Extract the lines that hold the string "Transmit".

— Start INPUT —

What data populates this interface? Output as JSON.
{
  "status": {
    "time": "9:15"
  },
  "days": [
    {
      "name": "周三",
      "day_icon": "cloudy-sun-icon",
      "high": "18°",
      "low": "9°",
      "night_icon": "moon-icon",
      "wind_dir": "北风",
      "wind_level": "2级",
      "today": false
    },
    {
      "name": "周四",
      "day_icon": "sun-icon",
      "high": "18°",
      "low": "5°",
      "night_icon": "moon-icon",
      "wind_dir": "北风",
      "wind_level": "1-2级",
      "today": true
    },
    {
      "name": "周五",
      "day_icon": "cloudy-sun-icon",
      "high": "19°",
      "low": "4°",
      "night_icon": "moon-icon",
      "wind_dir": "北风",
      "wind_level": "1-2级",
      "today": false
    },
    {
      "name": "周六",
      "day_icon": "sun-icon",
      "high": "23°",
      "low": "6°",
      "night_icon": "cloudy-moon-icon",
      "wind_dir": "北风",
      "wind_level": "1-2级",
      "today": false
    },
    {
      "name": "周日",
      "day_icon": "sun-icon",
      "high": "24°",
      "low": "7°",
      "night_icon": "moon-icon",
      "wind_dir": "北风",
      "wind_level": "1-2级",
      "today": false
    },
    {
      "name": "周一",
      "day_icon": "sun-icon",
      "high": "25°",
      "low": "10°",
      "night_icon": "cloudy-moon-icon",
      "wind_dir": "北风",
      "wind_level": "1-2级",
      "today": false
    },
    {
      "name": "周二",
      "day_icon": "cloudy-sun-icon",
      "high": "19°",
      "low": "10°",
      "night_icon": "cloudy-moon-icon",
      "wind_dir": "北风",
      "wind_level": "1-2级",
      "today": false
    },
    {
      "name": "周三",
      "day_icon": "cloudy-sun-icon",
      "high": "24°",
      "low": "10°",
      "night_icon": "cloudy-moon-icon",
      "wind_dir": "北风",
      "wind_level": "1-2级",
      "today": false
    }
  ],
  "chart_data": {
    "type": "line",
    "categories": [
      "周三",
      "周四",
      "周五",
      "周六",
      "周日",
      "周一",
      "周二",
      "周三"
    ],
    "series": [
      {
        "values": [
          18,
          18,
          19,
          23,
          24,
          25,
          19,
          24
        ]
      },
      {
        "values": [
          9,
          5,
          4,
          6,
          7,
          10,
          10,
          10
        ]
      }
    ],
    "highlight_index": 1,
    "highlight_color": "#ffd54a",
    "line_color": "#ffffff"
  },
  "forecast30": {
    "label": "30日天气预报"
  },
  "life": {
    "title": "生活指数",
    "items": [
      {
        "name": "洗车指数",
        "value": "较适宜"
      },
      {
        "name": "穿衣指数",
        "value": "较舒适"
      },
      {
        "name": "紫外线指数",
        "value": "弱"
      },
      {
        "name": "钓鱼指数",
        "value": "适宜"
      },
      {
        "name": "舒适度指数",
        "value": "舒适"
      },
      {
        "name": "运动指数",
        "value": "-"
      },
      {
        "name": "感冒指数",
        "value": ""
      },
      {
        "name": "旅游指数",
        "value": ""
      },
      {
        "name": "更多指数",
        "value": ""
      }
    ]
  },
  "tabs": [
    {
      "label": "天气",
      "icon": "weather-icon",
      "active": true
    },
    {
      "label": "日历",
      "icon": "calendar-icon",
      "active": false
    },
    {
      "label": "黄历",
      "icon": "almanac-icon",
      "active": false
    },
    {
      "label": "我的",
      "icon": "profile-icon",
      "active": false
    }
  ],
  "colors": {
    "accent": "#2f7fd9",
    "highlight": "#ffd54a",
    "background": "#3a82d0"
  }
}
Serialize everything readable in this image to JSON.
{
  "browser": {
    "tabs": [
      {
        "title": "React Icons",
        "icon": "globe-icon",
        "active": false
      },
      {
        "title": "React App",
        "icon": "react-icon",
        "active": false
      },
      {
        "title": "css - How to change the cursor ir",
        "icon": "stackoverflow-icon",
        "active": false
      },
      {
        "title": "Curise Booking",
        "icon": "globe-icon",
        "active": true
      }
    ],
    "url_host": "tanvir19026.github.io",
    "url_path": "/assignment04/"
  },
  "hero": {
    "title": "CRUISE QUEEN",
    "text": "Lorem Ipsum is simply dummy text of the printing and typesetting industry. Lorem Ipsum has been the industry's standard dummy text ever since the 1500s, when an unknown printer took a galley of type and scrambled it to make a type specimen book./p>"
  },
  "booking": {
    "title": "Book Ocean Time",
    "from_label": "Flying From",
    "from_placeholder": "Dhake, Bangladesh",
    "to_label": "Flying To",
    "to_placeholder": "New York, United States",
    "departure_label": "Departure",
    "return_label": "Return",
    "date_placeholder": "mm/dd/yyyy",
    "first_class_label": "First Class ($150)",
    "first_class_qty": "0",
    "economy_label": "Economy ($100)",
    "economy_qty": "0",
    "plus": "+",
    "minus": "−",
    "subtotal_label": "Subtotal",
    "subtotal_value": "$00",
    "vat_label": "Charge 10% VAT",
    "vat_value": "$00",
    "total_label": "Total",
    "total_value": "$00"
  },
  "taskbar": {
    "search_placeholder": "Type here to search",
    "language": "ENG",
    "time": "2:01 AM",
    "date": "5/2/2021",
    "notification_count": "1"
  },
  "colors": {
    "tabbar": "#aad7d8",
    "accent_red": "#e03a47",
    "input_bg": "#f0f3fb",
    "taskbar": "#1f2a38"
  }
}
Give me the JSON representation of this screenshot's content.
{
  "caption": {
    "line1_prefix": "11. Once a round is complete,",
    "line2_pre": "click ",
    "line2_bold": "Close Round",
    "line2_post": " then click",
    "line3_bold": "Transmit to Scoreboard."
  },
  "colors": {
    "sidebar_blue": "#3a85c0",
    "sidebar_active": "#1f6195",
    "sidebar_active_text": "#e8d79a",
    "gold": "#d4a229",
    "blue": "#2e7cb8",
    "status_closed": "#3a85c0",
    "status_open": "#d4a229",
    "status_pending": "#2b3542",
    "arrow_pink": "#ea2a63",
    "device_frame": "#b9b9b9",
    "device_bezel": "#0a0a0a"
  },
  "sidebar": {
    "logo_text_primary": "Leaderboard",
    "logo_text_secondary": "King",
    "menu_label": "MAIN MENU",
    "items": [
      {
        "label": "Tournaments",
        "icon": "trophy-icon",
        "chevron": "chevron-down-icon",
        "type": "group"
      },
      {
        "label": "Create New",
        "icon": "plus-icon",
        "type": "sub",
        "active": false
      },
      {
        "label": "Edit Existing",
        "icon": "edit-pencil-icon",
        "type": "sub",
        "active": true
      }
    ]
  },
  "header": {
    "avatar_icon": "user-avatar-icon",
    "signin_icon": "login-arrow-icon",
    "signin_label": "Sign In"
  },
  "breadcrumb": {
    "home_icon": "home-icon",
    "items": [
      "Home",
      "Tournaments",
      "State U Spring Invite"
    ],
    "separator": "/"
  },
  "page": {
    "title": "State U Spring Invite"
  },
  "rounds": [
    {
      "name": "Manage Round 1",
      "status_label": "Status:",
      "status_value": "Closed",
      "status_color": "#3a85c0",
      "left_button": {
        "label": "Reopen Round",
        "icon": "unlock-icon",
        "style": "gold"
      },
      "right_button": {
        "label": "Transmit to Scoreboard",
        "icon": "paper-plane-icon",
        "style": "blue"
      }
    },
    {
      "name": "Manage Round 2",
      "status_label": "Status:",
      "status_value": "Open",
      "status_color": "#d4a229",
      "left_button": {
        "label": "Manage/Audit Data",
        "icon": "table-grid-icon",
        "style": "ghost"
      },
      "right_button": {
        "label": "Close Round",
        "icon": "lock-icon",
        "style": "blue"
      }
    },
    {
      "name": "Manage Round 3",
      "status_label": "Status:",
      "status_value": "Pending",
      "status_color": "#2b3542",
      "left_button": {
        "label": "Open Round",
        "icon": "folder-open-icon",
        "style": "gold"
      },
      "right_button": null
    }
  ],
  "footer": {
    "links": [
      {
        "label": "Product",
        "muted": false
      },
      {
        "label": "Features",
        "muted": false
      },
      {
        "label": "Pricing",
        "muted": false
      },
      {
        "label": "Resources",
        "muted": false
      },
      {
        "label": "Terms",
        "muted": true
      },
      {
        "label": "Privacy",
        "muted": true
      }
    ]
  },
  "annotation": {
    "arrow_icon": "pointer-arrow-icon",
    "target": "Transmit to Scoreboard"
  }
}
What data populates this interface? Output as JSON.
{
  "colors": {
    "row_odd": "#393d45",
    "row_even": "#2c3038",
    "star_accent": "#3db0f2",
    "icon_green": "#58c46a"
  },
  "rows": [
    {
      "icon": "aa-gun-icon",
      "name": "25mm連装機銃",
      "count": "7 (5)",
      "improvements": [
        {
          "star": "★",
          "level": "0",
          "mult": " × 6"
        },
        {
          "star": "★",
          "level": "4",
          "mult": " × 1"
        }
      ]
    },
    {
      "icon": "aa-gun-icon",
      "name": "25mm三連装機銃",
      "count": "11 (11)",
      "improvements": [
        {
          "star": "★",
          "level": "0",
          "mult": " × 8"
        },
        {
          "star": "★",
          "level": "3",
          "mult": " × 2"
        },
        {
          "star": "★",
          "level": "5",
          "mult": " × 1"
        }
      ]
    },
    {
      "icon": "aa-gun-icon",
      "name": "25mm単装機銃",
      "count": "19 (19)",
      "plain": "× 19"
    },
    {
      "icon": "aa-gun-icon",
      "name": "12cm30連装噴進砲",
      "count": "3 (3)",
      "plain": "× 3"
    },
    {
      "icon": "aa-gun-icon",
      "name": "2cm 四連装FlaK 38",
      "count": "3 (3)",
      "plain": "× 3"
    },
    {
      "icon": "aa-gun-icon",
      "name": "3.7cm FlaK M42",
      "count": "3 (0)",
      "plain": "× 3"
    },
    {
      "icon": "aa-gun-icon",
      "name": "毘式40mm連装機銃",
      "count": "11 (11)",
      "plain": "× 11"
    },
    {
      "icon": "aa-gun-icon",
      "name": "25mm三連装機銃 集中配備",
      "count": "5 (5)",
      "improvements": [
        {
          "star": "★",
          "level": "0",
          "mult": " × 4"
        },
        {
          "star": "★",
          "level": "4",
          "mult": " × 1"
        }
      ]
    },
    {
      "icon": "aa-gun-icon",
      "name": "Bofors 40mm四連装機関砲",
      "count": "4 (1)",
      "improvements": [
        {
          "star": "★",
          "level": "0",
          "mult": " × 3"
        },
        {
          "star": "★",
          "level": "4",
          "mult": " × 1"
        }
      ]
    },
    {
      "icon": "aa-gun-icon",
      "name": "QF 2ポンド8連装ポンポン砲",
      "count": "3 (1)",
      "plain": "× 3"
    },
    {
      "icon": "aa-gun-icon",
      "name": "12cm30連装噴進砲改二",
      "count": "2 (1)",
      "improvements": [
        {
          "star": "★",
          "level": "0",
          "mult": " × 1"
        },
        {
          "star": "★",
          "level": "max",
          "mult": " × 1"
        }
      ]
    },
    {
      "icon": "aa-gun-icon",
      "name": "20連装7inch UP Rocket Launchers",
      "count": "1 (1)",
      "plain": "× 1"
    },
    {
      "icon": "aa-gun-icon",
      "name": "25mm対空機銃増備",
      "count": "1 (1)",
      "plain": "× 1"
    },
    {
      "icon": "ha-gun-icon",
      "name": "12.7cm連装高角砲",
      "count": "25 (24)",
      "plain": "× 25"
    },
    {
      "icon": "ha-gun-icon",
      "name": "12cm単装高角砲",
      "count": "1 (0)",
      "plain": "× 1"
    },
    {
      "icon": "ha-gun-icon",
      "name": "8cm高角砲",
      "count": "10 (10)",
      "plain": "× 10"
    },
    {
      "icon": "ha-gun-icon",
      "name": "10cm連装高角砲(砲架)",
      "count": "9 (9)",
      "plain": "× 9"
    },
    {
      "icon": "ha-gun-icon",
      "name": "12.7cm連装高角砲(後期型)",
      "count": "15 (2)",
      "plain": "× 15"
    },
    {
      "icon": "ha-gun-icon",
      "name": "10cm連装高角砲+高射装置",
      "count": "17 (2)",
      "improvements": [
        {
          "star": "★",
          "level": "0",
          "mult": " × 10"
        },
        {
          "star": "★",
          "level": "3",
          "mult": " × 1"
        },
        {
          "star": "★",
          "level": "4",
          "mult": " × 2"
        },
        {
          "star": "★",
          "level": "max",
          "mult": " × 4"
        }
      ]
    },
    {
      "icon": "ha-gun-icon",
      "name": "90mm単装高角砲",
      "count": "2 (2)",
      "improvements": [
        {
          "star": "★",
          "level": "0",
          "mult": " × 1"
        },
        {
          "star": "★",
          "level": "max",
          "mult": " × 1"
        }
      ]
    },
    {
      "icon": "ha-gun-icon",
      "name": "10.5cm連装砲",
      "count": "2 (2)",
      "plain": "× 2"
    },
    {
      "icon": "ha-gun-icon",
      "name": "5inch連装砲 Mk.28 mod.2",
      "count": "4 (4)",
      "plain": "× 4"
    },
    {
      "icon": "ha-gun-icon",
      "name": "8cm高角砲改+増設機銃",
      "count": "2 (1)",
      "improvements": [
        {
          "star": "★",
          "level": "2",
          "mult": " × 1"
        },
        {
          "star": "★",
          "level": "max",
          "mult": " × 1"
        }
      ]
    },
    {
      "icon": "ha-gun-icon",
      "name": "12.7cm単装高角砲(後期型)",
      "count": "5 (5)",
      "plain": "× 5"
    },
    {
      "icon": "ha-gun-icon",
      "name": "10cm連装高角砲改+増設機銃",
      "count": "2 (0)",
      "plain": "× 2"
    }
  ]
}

— End INPUT —

COMPLETED TASK »
    "line3_bold": "Transmit to Scoreboard."
        "label": "Transmit to Scoreboard",
    "target": "Transmit to Scoreboard"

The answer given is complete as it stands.